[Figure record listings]
◇ ◇ ◇
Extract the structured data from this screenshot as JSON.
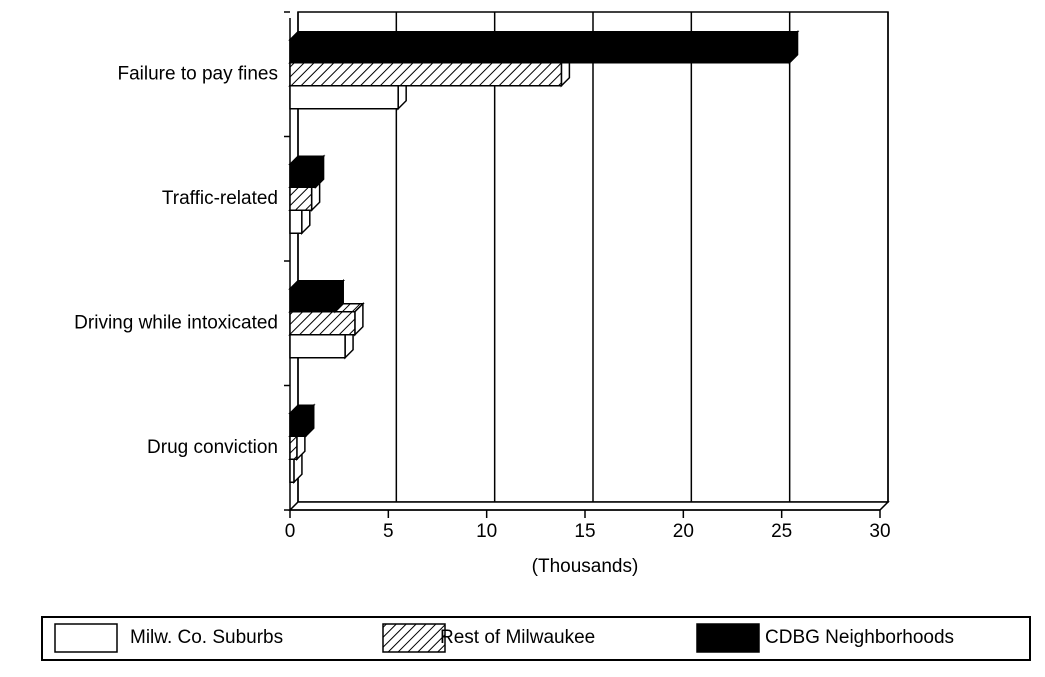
{
  "chart_data": {
    "type": "barh",
    "categories": [
      "Failure to pay fines",
      "Traffic-related",
      "Driving while intoxicated",
      "Drug conviction"
    ],
    "series": [
      {
        "name": "Milw. Co. Suburbs",
        "color": "#ffffff",
        "pattern": "solid",
        "values": [
          5.5,
          0.6,
          2.8,
          0.2
        ]
      },
      {
        "name": "Rest of Milwaukee",
        "color": "#ffffff",
        "pattern": "hatch",
        "values": [
          13.8,
          1.1,
          3.3,
          0.35
        ]
      },
      {
        "name": "CDBG Neighborhoods",
        "color": "#000000",
        "pattern": "solid",
        "values": [
          25.4,
          1.3,
          2.3,
          0.8
        ]
      }
    ],
    "xlabel": "(Thousands)",
    "xlim": [
      0,
      30
    ],
    "xticks": [
      0,
      5,
      10,
      15,
      20,
      25,
      30
    ],
    "grid": true,
    "legend": "bottom"
  }
}
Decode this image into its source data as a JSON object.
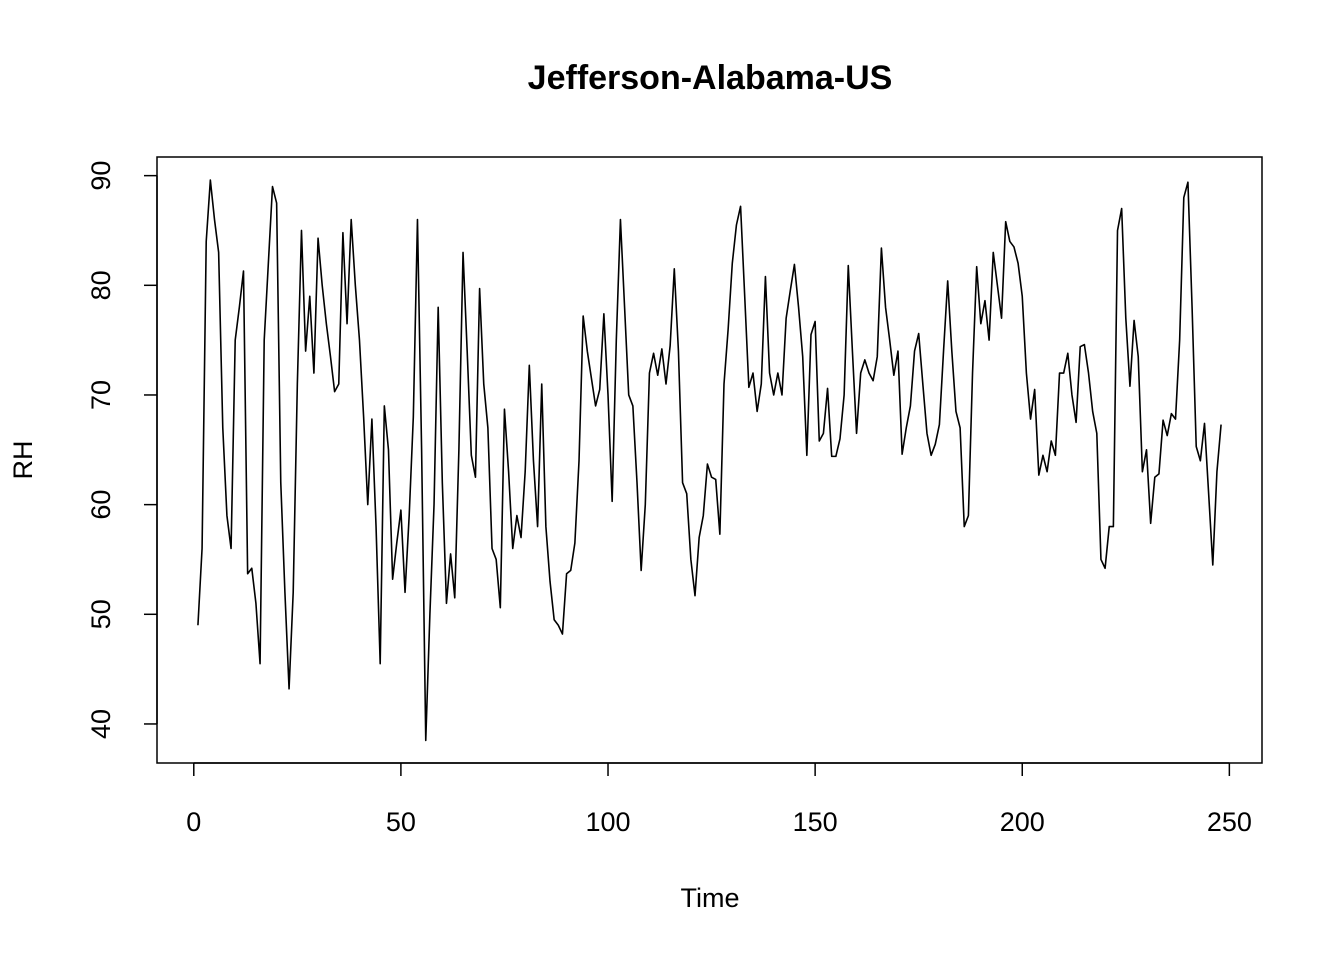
{
  "chart_data": {
    "type": "line",
    "title": "Jefferson-Alabama-US",
    "x_label": "Time",
    "y_label": "RH",
    "color": "#000000",
    "xlim": [
      -8.88,
      257.88
    ],
    "ylim": [
      36.44,
      91.7
    ],
    "xticks": [
      0,
      50,
      100,
      150,
      200,
      250
    ],
    "yticks": [
      40,
      50,
      60,
      70,
      80,
      90
    ],
    "x": [
      1,
      2,
      3,
      4,
      5,
      6,
      7,
      8,
      9,
      10,
      11,
      12,
      13,
      14,
      15,
      16,
      17,
      18,
      19,
      20,
      21,
      22,
      23,
      24,
      25,
      26,
      27,
      28,
      29,
      30,
      31,
      32,
      33,
      34,
      35,
      36,
      37,
      38,
      39,
      40,
      41,
      42,
      43,
      44,
      45,
      46,
      47,
      48,
      49,
      50,
      51,
      52,
      53,
      54,
      55,
      56,
      57,
      58,
      59,
      60,
      61,
      62,
      63,
      64,
      65,
      66,
      67,
      68,
      69,
      70,
      71,
      72,
      73,
      74,
      75,
      76,
      77,
      78,
      79,
      80,
      81,
      82,
      83,
      84,
      85,
      86,
      87,
      88,
      89,
      90,
      91,
      92,
      93,
      94,
      95,
      96,
      97,
      98,
      99,
      100,
      101,
      102,
      103,
      104,
      105,
      106,
      107,
      108,
      109,
      110,
      111,
      112,
      113,
      114,
      115,
      116,
      117,
      118,
      119,
      120,
      121,
      122,
      123,
      124,
      125,
      126,
      127,
      128,
      129,
      130,
      131,
      132,
      133,
      134,
      135,
      136,
      137,
      138,
      139,
      140,
      141,
      142,
      143,
      144,
      145,
      146,
      147,
      148,
      149,
      150,
      151,
      152,
      153,
      154,
      155,
      156,
      157,
      158,
      159,
      160,
      161,
      162,
      163,
      164,
      165,
      166,
      167,
      168,
      169,
      170,
      171,
      172,
      173,
      174,
      175,
      176,
      177,
      178,
      179,
      180,
      181,
      182,
      183,
      184,
      185,
      186,
      187,
      188,
      189,
      190,
      191,
      192,
      193,
      194,
      195,
      196,
      197,
      198,
      199,
      200,
      201,
      202,
      203,
      204,
      205,
      206,
      207,
      208,
      209,
      210,
      211,
      212,
      213,
      214,
      215,
      216,
      217,
      218,
      219,
      220,
      221,
      222,
      223,
      224,
      225,
      226,
      227,
      228,
      229,
      230,
      231,
      232,
      233,
      234,
      235,
      236,
      237,
      238,
      239,
      240,
      241,
      242,
      243,
      244,
      245,
      246,
      247,
      248
    ],
    "values": [
      49,
      56,
      84,
      89.6,
      86,
      83,
      67,
      59,
      56,
      75,
      78,
      81.3,
      53.7,
      54.2,
      51,
      45.5,
      75,
      82,
      89,
      87.5,
      62,
      52,
      43.2,
      52,
      71,
      85,
      74,
      79,
      72,
      84.3,
      80,
      76.5,
      73.5,
      70.3,
      71,
      84.8,
      76.5,
      86,
      80,
      75,
      68,
      60,
      67.8,
      58,
      45.5,
      69,
      65,
      53.2,
      56.5,
      59.5,
      52,
      59,
      68,
      86,
      65,
      38.5,
      50,
      60,
      78,
      62,
      51,
      55.5,
      51.5,
      65,
      83,
      74,
      64.5,
      62.5,
      79.7,
      71,
      67,
      56,
      55,
      50.6,
      68.7,
      63,
      56,
      59,
      57,
      63,
      72.7,
      64,
      58,
      71,
      58,
      53,
      49.5,
      49,
      48.2,
      53.7,
      54,
      56.5,
      64,
      77.2,
      74,
      71.5,
      69,
      70.5,
      77.4,
      70,
      60.3,
      75,
      86,
      78,
      70,
      69,
      62,
      54,
      60,
      72,
      73.8,
      71.8,
      74.2,
      71,
      74.5,
      81.5,
      74,
      62,
      61,
      55,
      51.7,
      57,
      59,
      63.7,
      62.5,
      62.3,
      57.3,
      71,
      76,
      82,
      85.5,
      87.2,
      79,
      70.7,
      72,
      68.5,
      71,
      80.8,
      72,
      70,
      72,
      70,
      77,
      79.5,
      81.9,
      78,
      73.5,
      64.5,
      75.5,
      76.7,
      65.8,
      66.5,
      70.6,
      64.4,
      64.4,
      66,
      70,
      81.8,
      74,
      66.5,
      72,
      73.2,
      72,
      71.3,
      73.5,
      83.4,
      78,
      75,
      71.8,
      74,
      64.6,
      67,
      69,
      74,
      75.6,
      71,
      66.5,
      64.5,
      65.5,
      67.3,
      74,
      80.4,
      74,
      68.5,
      67,
      58,
      59,
      72,
      81.7,
      76.5,
      78.6,
      75,
      83,
      80,
      77,
      85.8,
      84,
      83.5,
      82,
      79,
      72,
      67.8,
      70.5,
      62.7,
      64.5,
      63,
      65.8,
      64.5,
      72,
      72,
      73.8,
      70,
      67.5,
      74.4,
      74.6,
      72,
      68.5,
      66.5,
      55,
      54.2,
      58,
      58,
      85,
      87,
      77,
      70.8,
      76.8,
      73.5,
      63,
      65,
      58.3,
      62.5,
      62.8,
      67.7,
      66.3,
      68.3,
      67.8,
      75,
      88,
      89.4,
      78,
      65.3,
      64,
      67.4,
      61,
      54.5,
      63,
      67.3
    ]
  }
}
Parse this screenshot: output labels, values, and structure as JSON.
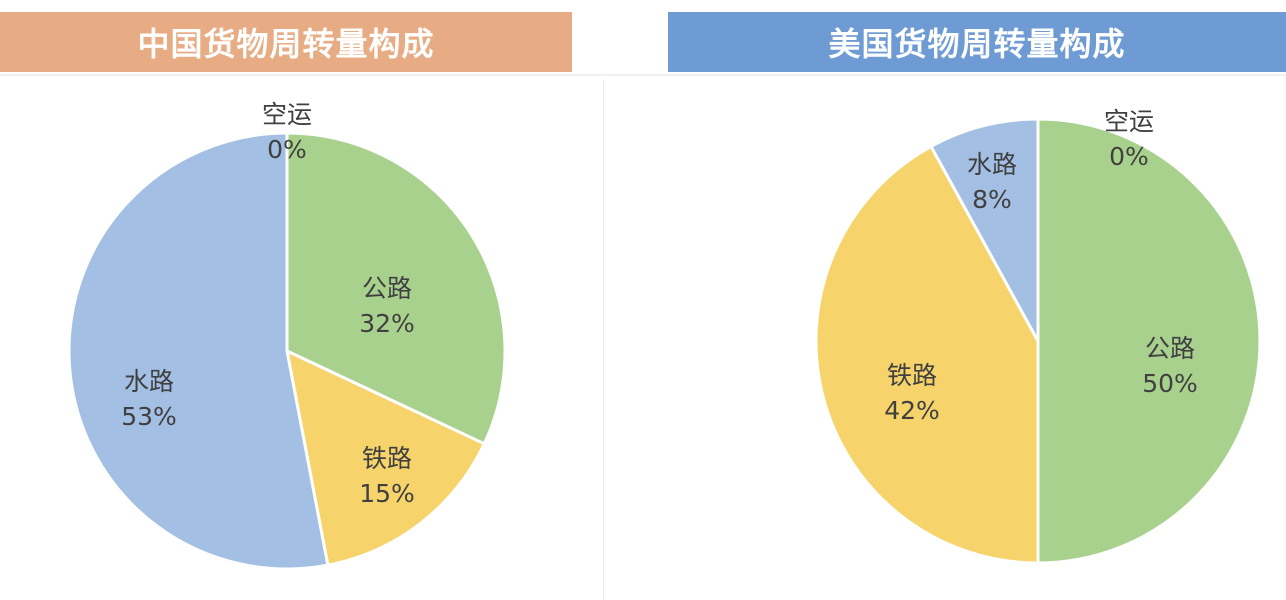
◇ ◇ ◇
Note every line above where the string "this" shows up, and copy those lines.

» **Task output**
Extract the structured data from this screenshot as JSON.
Decode this image into its source data as a JSON object.
Parse this screenshot: output labels, values, and structure as JSON.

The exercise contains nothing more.